WHAT THE TASK REQUIRES
Go through the listing and pick out each line with the word "Author" in it.

+===+

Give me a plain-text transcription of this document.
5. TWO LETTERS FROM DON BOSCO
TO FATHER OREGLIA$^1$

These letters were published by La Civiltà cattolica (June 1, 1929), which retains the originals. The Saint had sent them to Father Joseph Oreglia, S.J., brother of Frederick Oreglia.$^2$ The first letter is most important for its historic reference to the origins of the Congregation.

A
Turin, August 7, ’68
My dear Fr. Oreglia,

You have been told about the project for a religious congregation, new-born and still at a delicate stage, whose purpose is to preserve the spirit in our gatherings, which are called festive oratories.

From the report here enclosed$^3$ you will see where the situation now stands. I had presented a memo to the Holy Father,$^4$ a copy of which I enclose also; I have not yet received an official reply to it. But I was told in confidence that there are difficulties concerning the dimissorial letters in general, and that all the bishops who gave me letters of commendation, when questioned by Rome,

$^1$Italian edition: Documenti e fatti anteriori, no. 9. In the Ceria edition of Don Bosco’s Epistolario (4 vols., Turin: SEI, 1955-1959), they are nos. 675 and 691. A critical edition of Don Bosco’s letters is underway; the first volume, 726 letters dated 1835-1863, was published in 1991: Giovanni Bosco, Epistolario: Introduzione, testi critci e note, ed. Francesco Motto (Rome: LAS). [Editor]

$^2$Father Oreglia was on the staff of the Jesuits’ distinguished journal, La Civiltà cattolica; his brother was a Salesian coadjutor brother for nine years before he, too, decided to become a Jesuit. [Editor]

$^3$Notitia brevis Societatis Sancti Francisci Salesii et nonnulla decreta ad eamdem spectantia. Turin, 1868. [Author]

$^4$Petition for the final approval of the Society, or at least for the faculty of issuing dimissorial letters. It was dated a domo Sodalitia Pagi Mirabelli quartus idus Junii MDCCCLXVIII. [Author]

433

+===+

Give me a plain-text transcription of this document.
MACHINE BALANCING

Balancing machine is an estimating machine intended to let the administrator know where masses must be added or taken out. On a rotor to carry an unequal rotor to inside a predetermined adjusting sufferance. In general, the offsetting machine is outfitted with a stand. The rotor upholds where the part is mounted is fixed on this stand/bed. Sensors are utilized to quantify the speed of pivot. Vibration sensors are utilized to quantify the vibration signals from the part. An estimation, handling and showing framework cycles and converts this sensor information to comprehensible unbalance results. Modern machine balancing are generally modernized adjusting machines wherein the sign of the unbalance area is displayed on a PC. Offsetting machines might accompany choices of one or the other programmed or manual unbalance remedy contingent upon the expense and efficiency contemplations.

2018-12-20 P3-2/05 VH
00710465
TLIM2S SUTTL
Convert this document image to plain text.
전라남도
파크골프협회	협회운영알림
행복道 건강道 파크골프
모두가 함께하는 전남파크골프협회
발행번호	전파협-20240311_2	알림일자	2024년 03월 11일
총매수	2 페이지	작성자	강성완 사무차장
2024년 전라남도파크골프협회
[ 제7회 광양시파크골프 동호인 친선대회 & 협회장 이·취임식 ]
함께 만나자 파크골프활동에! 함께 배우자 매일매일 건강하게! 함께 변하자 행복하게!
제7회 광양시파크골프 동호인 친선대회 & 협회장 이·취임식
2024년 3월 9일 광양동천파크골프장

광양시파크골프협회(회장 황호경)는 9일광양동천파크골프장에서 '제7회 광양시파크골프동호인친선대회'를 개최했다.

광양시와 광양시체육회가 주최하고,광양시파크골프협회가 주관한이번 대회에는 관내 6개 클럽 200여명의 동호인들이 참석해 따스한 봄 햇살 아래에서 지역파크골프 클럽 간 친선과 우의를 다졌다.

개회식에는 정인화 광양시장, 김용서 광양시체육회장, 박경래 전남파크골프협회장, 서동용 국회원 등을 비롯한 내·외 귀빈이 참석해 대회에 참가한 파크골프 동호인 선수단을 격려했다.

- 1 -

+===+

WRITTEN RESPONSE
$^3$Notitia brevis Societatis Sancti Francisci Salesii et nonnulla decreta ad eamdem spectantia. Turin, 1868. [Author]
$^4$Petition for the final approval of the Society, or at least for the faculty of issuing dimissorial letters. It was dated a domo Sodalitia Pagi Mirabelli quartus idus Junii MDCCCLXVIII. [Author]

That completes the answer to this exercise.